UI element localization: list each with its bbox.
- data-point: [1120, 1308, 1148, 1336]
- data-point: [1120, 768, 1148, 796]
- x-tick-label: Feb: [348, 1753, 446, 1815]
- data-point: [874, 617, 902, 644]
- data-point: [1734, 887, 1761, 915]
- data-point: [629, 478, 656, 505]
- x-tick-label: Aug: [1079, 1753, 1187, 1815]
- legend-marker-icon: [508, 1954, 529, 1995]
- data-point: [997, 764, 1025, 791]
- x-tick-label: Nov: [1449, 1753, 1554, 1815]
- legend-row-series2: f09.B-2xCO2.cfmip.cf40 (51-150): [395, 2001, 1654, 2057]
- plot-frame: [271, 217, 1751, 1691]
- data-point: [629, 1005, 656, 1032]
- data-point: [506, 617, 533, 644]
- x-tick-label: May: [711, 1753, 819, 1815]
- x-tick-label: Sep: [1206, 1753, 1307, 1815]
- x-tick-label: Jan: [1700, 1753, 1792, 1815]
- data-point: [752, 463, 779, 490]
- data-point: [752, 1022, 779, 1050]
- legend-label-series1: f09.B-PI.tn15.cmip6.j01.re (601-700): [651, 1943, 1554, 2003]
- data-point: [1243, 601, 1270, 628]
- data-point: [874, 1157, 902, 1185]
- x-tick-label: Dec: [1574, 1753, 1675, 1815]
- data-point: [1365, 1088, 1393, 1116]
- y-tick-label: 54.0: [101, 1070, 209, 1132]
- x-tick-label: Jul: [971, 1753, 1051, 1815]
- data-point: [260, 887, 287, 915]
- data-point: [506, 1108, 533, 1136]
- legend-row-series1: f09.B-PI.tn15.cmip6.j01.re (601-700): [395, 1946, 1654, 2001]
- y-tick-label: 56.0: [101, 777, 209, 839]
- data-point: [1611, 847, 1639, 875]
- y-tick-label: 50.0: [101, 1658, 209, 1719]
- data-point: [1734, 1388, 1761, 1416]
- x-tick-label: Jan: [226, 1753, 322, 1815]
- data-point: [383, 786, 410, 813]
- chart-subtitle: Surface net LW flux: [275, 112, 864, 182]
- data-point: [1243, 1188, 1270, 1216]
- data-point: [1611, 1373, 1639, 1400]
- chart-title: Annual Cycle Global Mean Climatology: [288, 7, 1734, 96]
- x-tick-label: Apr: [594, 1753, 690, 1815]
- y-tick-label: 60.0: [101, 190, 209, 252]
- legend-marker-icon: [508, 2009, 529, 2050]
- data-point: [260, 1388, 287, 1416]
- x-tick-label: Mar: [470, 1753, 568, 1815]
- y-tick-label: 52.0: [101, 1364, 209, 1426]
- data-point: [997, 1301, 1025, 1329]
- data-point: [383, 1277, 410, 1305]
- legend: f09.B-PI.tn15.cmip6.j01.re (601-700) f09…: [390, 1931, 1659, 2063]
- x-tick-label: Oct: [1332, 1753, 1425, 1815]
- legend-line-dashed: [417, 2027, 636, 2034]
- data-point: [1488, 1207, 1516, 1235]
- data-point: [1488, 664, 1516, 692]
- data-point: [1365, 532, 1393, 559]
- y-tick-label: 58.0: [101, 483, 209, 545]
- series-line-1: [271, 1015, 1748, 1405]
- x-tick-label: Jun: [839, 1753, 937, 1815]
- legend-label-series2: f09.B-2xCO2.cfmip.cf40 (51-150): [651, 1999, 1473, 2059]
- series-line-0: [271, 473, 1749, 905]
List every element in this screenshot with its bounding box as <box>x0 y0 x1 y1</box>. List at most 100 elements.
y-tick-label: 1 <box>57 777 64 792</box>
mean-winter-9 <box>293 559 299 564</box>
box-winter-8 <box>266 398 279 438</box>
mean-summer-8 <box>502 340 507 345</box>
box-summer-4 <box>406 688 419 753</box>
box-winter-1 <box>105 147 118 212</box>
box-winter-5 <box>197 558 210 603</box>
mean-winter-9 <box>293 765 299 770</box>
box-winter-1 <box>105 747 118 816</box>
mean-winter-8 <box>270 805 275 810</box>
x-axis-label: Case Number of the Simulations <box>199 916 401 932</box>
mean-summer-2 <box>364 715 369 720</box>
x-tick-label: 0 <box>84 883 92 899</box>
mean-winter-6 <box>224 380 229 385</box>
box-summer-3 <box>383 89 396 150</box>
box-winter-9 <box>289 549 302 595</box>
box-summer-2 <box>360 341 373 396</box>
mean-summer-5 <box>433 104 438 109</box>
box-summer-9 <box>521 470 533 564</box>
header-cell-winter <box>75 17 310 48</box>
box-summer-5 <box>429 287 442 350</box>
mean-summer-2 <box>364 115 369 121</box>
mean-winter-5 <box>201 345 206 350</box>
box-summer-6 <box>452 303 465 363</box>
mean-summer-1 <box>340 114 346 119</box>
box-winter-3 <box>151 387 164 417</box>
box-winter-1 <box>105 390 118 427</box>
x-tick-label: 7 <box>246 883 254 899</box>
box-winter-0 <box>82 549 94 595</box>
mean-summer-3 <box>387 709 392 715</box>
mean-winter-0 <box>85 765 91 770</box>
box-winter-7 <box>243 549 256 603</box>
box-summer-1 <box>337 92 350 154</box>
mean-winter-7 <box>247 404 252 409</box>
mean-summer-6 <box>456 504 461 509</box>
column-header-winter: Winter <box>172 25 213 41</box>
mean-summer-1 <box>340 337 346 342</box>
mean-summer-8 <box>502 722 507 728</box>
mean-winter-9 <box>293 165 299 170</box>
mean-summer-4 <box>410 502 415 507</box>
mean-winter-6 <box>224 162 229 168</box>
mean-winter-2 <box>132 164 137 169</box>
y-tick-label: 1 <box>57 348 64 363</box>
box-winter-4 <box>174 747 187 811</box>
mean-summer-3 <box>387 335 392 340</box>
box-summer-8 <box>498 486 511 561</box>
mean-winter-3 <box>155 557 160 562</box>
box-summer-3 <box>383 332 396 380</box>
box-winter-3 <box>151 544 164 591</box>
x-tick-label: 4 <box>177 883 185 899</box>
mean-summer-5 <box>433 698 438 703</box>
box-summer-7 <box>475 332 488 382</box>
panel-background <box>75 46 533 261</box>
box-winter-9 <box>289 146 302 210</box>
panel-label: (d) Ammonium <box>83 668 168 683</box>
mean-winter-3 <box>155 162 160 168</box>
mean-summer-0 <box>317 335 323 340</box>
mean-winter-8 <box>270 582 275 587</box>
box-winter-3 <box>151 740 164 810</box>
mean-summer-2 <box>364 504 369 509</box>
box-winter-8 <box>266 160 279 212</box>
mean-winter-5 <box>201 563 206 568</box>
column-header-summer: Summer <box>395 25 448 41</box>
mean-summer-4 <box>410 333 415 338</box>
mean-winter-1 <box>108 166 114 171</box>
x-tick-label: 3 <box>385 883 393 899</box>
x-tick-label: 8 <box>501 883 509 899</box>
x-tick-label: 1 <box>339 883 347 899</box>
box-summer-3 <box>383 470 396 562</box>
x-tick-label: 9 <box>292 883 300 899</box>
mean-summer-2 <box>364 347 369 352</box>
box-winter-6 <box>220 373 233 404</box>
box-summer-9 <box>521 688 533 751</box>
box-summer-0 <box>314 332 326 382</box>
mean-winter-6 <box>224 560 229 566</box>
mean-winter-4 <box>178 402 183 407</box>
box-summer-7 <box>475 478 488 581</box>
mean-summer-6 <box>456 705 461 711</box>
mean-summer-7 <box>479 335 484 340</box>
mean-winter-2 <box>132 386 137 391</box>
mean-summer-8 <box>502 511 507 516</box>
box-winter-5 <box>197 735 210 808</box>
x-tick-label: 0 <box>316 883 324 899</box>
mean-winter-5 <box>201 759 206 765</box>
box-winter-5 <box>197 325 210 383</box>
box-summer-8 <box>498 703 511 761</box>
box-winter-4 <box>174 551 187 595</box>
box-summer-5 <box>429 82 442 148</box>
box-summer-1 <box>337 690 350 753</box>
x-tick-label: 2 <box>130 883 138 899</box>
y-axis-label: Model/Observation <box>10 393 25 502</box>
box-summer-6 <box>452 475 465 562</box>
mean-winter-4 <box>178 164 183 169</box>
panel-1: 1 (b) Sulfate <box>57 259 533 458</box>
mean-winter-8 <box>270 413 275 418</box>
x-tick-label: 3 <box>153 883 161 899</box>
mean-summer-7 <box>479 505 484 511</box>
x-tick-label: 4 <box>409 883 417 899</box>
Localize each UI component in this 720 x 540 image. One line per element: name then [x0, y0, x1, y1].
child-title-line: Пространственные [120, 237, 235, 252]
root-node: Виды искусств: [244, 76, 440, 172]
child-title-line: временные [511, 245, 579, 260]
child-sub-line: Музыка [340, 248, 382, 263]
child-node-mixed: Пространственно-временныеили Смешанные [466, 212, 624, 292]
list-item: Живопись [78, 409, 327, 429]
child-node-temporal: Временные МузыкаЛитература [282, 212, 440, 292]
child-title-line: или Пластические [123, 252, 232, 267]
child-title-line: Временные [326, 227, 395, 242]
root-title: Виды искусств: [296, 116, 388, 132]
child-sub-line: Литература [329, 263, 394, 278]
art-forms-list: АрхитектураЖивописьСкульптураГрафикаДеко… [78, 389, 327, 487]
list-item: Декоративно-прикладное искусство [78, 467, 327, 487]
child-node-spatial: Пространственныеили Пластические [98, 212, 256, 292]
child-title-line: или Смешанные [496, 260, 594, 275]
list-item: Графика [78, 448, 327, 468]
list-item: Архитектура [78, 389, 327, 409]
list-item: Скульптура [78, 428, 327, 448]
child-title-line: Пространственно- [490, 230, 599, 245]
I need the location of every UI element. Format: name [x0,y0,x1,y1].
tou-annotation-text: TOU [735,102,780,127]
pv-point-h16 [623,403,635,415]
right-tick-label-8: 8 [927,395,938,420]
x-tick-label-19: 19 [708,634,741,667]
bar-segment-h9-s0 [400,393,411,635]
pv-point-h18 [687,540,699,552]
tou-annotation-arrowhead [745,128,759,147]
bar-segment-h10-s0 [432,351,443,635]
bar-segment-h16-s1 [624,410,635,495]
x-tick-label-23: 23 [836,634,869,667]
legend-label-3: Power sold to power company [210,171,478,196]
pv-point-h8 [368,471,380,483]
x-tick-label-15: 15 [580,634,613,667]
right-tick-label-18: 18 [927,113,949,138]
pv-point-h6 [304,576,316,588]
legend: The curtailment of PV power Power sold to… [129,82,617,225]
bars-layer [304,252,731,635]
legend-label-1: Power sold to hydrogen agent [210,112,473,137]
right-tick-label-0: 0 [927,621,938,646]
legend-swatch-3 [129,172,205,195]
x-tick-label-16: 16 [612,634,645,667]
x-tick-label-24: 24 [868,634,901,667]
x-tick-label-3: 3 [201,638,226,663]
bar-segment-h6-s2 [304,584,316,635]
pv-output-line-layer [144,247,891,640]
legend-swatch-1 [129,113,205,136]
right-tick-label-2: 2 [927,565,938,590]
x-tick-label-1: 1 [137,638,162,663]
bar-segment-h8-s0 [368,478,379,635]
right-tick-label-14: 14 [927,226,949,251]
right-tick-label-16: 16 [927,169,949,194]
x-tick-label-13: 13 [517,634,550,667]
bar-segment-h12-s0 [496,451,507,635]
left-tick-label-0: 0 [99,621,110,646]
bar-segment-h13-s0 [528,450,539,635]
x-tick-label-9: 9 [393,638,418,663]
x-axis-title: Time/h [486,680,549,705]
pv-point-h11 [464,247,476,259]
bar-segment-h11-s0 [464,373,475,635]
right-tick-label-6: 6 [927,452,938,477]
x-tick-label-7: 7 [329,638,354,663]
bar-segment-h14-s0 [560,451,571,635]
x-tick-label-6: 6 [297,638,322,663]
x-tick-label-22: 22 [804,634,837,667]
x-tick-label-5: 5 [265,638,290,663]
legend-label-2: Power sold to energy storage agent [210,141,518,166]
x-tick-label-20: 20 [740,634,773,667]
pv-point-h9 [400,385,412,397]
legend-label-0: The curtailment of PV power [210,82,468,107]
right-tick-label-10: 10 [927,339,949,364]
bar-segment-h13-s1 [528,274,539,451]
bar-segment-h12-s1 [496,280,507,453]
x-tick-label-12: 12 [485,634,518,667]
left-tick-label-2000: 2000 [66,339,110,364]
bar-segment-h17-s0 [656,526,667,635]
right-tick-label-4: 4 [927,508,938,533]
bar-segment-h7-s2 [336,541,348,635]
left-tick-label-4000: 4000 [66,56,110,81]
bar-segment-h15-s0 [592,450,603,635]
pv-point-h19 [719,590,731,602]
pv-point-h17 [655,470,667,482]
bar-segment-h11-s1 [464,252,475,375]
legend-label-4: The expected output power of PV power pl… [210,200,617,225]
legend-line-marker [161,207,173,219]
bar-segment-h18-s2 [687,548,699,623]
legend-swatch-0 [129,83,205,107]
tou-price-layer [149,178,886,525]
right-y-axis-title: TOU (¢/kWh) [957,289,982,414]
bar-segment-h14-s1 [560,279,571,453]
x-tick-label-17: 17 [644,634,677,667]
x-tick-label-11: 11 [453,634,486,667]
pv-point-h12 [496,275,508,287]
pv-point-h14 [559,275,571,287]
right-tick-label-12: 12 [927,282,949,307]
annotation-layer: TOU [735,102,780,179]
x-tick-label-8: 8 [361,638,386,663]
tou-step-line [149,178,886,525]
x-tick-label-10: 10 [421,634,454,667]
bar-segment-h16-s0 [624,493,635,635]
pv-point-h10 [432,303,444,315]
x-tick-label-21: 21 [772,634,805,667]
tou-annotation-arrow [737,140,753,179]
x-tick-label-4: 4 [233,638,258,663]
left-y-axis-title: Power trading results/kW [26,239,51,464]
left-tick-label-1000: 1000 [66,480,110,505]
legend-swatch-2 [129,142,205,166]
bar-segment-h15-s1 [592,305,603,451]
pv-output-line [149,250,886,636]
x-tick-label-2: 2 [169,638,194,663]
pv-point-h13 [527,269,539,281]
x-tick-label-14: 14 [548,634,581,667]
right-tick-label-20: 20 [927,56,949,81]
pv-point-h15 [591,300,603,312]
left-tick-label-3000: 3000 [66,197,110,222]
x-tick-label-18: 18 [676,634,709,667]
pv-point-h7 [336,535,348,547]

_ _ _ _ _

- [TASK]:
Please give the items as a Markdown table with the columns Row and Line. Begin at the first line of the items, stop after the line that contains "- x-tick-label: Dec: [1574, 1753, 1675, 1815]", and leave out blank lines.

- [RIGHT ANSWER]:
| Row | Line |
|---|---|
| 1 | UI element localization: list each with its bbox. |
| 2 | - data-point: [1120, 1308, 1148, 1336] |
| 3 | - data-point: [1120, 768, 1148, 796] |
| 4 | - x-tick-label: Feb: [348, 1753, 446, 1815] |
| 5 | - data-point: [874, 617, 902, 644] |
| 6 | - data-point: [1734, 887, 1761, 915] |
| 7 | - data-point: [629, 478, 656, 505] |
| 8 | - x-tick-label: Aug: [1079, 1753, 1187, 1815] |
| 9 | - legend-marker-icon: [508, 1954, 529, 1995] |
| 10 | - data-point: [997, 764, 1025, 791] |
| 11 | - x-tick-label: Nov: [1449, 1753, 1554, 1815] |
| 12 | - legend-row-series2: f09.B-2xCO2.cfmip.cf40 (51-150): [395, 2001, 1654, 2057] |
| 13 | - plot-frame: [271, 217, 1751, 1691] |
| 14 | - data-point: [629, 1005, 656, 1032] |
| 15 | - data-point: [506, 617, 533, 644] |
| 16 | - x-tick-label: May: [711, 1753, 819, 1815] |
| 17 | - x-tick-label: Sep: [1206, 1753, 1307, 1815] |
| 18 | - x-tick-label: Jan: [1700, 1753, 1792, 1815] |
| 19 | - data-point: [752, 463, 779, 490] |
| 20 | - data-point: [752, 1022, 779, 1050] |
| 21 | - legend-label-series1: f09.B-PI.tn15.cmip6.j01.re (601-700): [651, 1943, 1554, 2003] |
| 22 | - data-point: [1243, 601, 1270, 628] |
| 23 | - data-point: [874, 1157, 902, 1185] |
| 24 | - x-tick-label: Dec: [1574, 1753, 1675, 1815] |